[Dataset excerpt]
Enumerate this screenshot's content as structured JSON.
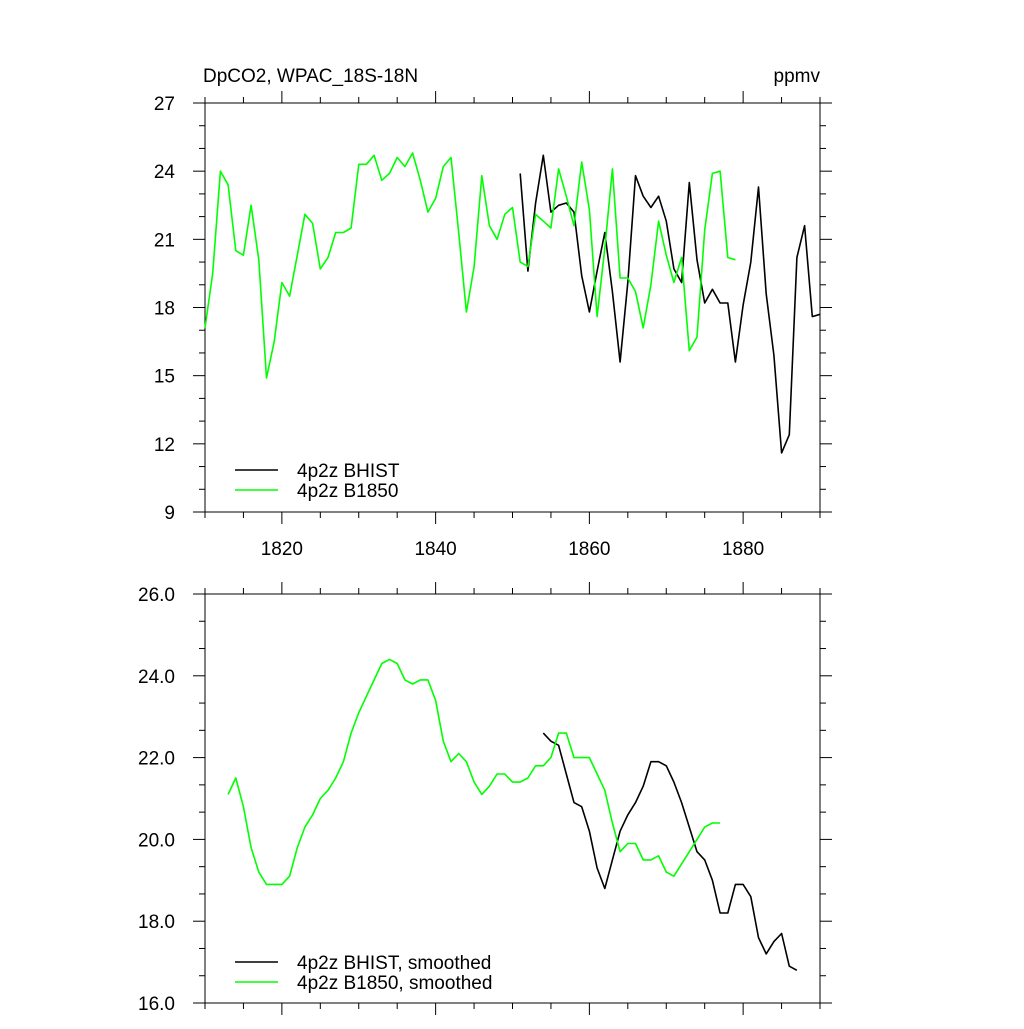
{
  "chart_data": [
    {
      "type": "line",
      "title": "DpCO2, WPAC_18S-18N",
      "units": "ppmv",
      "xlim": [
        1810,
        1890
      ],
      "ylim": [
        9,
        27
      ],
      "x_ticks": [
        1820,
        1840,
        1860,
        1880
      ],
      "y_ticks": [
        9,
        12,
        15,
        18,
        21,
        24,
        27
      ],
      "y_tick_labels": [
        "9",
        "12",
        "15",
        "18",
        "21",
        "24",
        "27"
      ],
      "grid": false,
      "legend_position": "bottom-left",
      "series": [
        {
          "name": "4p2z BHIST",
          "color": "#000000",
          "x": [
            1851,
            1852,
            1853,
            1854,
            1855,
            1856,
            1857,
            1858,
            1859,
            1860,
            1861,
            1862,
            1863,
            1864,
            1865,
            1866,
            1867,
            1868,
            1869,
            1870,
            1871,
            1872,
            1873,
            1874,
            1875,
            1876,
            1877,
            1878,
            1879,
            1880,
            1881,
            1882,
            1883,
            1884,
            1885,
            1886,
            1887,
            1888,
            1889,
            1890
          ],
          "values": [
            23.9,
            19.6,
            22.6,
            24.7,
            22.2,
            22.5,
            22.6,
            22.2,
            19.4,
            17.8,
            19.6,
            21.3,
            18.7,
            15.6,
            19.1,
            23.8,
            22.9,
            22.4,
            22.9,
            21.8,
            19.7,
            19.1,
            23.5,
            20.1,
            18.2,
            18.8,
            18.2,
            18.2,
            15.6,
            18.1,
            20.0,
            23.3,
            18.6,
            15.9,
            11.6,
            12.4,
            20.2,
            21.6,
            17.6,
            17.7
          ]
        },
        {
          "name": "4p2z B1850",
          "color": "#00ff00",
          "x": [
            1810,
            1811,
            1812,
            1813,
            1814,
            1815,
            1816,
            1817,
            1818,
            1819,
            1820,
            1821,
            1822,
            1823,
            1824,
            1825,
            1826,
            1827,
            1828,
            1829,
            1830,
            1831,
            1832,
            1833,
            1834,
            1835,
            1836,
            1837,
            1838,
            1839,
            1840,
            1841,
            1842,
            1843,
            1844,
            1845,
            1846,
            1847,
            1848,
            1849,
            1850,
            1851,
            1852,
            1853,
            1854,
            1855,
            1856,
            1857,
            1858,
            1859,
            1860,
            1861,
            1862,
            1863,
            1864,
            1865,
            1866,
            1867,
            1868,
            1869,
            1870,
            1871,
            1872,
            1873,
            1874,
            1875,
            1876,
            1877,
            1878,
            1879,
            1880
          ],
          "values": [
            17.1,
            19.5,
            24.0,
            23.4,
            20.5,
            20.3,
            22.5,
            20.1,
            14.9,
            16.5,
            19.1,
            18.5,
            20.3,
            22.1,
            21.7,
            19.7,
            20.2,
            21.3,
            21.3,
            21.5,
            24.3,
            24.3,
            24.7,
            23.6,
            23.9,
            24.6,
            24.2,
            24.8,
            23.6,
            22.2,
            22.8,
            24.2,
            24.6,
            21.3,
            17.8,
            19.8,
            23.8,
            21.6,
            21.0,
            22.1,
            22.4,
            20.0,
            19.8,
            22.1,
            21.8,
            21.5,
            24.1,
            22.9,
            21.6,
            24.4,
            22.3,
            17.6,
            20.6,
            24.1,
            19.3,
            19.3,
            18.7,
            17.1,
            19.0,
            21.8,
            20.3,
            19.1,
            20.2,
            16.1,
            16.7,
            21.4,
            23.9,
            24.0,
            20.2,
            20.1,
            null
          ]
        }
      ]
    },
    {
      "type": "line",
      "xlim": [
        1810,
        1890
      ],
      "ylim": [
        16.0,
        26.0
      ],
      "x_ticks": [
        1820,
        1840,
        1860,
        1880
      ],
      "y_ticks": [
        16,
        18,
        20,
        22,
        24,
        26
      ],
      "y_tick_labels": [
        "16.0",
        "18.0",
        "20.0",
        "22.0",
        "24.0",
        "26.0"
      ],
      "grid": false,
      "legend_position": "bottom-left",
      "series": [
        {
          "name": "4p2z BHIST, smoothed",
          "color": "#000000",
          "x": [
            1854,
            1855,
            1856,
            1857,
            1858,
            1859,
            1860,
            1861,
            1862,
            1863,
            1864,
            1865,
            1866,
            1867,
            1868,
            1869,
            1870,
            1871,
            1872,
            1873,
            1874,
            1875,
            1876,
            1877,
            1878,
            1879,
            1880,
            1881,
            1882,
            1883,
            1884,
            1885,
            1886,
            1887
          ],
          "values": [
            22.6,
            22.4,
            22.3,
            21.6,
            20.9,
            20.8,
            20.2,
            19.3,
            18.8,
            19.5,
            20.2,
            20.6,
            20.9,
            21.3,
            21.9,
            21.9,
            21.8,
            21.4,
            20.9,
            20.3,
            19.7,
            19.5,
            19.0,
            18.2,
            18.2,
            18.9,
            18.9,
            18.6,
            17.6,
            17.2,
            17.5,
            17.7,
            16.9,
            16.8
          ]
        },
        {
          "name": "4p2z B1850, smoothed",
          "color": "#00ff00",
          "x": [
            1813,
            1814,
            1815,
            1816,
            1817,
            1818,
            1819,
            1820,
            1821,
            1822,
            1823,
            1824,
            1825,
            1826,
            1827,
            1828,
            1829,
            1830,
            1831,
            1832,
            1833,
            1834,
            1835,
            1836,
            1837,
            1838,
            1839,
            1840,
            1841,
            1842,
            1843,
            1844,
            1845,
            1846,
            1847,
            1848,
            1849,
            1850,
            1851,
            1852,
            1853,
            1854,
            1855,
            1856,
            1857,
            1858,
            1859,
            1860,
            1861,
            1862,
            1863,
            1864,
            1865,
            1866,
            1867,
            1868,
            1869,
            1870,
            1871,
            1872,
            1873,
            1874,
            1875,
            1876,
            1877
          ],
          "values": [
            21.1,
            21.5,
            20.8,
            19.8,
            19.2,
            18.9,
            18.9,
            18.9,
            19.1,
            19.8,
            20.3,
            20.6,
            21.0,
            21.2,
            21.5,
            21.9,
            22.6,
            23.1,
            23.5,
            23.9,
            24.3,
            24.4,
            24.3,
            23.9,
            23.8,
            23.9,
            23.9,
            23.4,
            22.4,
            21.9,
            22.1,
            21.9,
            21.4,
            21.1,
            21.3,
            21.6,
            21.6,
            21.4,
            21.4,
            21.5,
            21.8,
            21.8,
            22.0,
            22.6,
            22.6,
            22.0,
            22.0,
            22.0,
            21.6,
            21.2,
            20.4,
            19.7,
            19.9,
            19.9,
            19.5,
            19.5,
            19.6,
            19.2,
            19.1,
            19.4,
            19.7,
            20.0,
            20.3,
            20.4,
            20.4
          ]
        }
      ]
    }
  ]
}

- [EXERCISE PROMPT]: What is the number of lines above that contain "BHIST"? Answer with that number only.

- [ANSWER FOR THE TASK]: 2